(Collected data entries)

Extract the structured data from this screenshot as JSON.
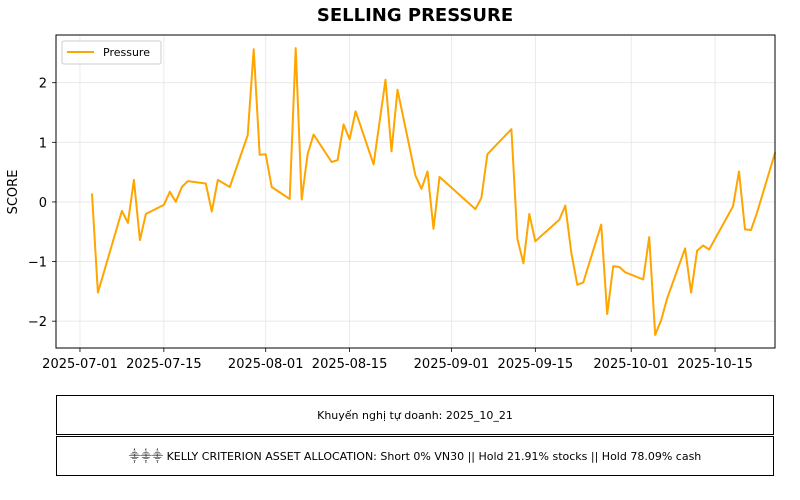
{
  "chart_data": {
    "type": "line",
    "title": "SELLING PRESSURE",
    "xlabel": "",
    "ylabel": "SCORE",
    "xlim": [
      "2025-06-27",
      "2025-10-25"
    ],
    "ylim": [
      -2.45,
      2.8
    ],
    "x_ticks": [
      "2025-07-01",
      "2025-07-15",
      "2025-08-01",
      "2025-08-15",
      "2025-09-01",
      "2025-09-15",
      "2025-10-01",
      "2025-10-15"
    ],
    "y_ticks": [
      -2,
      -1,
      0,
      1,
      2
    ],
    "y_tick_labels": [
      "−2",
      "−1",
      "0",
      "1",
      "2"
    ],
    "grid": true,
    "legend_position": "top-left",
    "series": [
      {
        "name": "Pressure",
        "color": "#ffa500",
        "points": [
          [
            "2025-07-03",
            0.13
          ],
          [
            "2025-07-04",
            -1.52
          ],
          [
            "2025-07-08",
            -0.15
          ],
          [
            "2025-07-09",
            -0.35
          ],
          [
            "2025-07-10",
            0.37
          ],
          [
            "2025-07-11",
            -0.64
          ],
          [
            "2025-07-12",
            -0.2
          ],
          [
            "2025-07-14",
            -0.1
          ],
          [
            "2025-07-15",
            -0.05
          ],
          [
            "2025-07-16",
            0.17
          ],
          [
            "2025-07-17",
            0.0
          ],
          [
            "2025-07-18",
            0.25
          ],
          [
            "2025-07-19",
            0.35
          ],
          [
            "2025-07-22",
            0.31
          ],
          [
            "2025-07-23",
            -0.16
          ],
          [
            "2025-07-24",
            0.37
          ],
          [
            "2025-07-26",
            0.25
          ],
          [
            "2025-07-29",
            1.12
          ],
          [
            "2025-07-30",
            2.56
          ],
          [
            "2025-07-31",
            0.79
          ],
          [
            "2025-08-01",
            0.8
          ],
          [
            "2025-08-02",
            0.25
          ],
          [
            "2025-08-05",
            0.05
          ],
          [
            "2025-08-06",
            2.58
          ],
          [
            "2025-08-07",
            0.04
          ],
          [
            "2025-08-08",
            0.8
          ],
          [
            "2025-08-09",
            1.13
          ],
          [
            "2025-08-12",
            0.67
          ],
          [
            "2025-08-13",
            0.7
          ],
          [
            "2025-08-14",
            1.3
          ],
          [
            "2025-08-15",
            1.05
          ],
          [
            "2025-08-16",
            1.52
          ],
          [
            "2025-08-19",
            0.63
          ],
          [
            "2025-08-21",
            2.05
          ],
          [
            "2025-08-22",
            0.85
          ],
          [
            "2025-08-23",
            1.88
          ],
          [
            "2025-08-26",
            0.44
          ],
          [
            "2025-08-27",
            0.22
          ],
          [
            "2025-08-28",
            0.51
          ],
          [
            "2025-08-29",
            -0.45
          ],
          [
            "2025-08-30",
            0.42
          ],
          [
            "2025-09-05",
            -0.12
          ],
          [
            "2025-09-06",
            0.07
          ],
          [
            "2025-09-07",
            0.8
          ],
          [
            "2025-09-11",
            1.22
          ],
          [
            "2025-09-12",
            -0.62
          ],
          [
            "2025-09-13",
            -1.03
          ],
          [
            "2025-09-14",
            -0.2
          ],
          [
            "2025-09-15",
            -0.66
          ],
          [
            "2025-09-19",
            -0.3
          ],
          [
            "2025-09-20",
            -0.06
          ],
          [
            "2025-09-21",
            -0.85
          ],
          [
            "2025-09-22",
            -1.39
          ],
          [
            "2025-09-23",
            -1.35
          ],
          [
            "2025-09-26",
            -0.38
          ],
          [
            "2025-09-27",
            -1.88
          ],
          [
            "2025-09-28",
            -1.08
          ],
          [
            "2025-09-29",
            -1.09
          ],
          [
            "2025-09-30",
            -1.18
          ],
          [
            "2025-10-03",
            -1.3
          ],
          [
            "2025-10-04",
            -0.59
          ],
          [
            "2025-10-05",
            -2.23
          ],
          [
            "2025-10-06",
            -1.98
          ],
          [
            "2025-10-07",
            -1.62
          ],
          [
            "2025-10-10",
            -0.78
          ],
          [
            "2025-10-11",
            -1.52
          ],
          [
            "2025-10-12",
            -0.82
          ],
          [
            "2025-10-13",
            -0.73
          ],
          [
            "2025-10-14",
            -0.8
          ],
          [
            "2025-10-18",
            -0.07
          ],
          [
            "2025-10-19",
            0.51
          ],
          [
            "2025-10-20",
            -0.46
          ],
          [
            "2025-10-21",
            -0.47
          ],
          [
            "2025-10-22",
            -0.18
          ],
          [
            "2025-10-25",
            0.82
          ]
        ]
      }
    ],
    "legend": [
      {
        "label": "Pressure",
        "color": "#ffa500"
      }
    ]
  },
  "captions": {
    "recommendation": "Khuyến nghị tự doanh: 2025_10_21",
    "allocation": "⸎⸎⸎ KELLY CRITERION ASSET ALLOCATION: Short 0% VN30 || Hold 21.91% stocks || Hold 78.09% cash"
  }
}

---

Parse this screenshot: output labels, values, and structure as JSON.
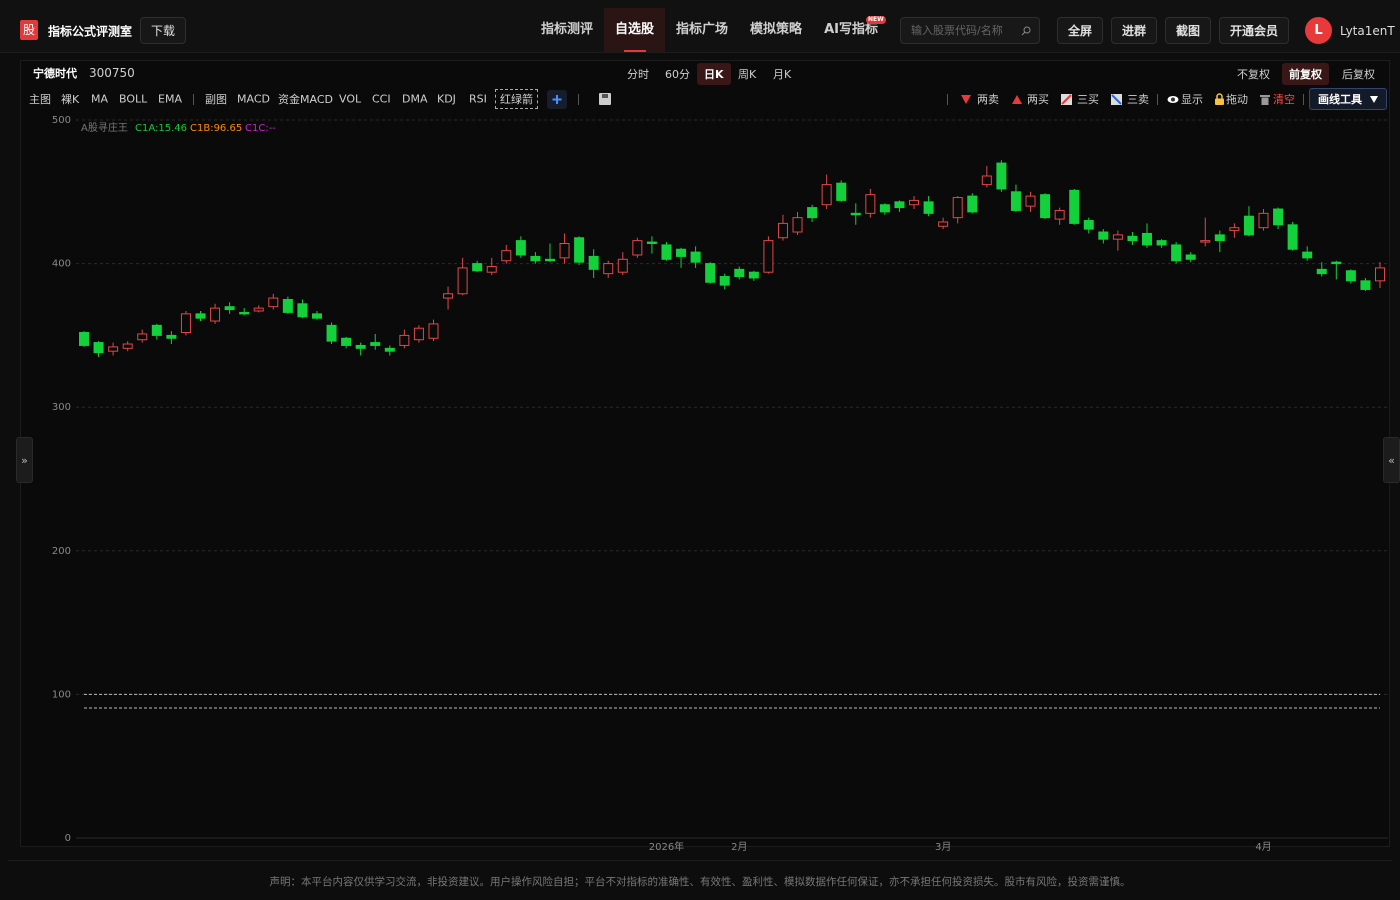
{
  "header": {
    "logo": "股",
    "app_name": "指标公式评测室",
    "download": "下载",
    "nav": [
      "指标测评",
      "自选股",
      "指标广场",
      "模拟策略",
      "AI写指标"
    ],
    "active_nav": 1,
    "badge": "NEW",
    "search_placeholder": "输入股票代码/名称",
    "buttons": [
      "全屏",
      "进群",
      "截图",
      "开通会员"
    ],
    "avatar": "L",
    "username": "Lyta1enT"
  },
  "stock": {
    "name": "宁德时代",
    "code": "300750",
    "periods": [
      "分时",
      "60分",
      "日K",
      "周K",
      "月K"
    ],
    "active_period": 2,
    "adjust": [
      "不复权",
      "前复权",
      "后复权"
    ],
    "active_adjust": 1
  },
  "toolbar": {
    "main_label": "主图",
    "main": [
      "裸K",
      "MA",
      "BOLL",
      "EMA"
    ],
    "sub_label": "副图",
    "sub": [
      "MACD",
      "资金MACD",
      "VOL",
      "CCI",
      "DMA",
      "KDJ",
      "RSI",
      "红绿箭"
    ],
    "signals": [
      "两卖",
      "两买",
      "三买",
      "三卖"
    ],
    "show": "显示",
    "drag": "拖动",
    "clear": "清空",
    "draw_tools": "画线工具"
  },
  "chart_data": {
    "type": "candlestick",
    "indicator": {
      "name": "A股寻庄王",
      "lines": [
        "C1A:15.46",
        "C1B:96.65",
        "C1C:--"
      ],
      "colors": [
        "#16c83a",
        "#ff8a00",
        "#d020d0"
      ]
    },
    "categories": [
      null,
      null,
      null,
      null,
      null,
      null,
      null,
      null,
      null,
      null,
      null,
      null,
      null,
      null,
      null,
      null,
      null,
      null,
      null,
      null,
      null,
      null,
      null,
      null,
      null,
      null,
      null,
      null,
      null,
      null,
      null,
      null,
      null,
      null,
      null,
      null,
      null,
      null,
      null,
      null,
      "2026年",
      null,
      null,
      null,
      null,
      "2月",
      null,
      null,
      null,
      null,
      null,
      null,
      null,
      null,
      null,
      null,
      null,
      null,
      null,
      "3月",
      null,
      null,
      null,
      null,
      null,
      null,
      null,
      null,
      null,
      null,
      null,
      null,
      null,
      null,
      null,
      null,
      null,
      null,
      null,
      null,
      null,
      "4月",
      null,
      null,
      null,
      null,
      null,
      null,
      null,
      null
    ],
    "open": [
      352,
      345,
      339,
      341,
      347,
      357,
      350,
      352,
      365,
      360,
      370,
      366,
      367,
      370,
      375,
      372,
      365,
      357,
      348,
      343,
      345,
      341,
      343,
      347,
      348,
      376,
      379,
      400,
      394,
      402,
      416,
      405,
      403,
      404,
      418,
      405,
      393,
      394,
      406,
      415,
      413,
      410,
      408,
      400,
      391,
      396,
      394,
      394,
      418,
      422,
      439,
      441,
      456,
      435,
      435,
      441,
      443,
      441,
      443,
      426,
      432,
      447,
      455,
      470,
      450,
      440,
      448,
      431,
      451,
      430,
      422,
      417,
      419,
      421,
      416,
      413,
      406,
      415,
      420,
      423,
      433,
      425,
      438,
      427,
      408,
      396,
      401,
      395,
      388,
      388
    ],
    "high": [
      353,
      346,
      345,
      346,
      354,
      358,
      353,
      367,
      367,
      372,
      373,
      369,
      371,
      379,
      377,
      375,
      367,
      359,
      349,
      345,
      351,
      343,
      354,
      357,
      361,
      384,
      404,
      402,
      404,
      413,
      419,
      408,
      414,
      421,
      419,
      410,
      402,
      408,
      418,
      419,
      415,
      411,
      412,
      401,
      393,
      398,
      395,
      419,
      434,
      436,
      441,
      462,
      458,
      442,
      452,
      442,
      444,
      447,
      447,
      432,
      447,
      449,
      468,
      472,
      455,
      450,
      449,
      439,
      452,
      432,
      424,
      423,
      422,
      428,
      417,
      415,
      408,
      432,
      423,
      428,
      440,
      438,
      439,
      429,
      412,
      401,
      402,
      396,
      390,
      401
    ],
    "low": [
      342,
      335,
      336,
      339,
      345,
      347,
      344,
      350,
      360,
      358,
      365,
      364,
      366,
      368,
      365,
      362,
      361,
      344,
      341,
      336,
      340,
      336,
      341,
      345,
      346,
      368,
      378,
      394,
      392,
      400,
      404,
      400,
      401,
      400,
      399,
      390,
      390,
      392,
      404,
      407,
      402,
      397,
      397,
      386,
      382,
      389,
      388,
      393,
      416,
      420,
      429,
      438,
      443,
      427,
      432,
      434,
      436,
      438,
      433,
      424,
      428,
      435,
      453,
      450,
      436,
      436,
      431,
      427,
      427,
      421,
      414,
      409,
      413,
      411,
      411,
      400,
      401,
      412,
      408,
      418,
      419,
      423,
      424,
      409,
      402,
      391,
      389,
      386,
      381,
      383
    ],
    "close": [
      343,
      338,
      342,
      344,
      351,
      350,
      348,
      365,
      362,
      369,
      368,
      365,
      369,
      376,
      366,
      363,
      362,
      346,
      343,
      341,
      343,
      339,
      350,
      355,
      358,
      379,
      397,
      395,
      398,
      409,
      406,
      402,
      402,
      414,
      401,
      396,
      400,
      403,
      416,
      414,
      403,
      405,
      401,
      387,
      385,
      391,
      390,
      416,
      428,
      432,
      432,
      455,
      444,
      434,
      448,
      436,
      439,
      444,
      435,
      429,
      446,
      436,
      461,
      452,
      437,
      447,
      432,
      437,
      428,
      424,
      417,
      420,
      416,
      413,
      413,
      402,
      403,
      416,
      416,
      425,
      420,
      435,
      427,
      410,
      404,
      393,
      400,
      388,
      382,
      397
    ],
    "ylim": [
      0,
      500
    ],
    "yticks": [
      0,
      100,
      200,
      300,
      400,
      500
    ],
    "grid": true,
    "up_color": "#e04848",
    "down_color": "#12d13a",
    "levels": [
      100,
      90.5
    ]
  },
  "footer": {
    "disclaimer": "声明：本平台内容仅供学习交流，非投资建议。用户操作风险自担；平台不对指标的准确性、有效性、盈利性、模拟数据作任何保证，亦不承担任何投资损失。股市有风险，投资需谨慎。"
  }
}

---

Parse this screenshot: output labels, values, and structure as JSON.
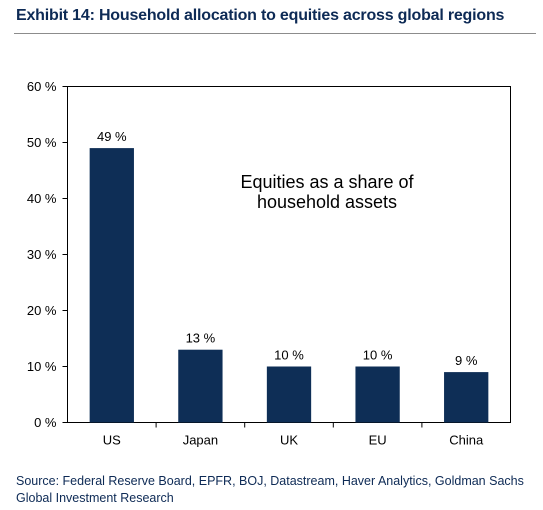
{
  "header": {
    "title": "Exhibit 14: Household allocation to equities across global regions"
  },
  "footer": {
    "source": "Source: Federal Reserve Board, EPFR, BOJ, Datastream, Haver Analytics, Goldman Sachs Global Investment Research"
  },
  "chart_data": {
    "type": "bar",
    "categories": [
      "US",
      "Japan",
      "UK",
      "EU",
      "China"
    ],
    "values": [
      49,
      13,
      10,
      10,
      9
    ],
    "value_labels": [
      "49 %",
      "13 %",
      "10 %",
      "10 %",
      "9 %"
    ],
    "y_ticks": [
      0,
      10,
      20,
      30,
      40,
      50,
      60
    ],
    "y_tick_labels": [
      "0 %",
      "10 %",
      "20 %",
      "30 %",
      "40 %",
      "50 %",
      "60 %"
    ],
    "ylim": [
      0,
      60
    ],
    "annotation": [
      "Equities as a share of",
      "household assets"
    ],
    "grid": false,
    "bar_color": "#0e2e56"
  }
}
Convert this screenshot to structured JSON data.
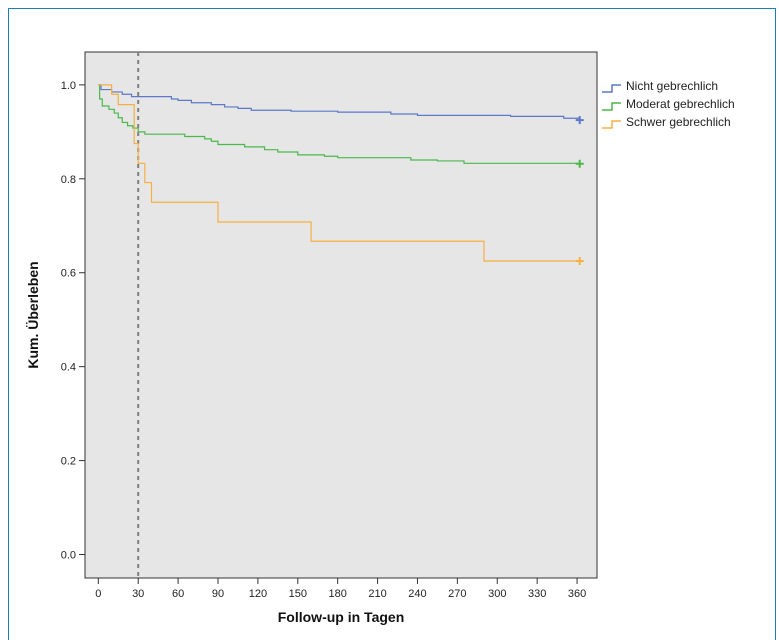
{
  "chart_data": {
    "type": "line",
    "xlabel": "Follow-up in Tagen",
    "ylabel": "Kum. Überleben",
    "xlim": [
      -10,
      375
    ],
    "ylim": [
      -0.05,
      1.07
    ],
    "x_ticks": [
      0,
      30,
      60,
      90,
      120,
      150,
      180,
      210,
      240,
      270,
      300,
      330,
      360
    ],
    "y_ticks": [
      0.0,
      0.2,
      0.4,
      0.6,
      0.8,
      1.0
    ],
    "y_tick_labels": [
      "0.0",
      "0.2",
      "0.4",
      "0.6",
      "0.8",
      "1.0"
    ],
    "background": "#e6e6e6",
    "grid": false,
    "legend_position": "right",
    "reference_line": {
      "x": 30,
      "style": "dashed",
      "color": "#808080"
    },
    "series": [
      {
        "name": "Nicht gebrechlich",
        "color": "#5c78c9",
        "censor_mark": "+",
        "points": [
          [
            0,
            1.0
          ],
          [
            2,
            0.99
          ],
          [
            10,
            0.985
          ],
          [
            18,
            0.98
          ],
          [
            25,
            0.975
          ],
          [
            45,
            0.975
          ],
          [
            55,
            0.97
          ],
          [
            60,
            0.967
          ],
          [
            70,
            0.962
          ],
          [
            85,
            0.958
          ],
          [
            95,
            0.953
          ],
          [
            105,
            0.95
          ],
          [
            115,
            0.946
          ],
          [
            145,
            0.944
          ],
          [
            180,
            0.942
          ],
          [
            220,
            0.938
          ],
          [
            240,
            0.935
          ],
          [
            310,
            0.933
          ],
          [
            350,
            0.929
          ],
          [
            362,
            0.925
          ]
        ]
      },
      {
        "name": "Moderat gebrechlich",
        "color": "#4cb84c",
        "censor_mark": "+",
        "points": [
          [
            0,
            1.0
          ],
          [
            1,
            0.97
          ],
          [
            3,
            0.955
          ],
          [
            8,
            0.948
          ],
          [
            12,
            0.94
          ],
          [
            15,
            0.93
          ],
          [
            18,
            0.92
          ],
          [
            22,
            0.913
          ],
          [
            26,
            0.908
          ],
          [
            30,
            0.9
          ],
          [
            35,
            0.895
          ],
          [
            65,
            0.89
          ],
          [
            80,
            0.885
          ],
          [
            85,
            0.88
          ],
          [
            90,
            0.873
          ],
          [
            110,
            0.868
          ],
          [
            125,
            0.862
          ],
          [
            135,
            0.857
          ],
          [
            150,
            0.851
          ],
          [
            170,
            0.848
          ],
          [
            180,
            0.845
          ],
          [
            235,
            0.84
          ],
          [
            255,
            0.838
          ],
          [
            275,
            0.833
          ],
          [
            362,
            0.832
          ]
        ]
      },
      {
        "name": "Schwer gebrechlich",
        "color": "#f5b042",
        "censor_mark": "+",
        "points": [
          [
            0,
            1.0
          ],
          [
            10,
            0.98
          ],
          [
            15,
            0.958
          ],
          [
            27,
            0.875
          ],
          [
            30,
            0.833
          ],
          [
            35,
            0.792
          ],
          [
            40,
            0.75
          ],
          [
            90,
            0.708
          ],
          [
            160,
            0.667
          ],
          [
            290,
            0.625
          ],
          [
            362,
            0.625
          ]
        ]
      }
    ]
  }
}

Given request :: Read the data above. Pull out each line in which the string "title" appears.

Full response ::
    "title": "SELLING PRESSURE",
    "title": "Exhibit 14: Household allocation to equities across global regions"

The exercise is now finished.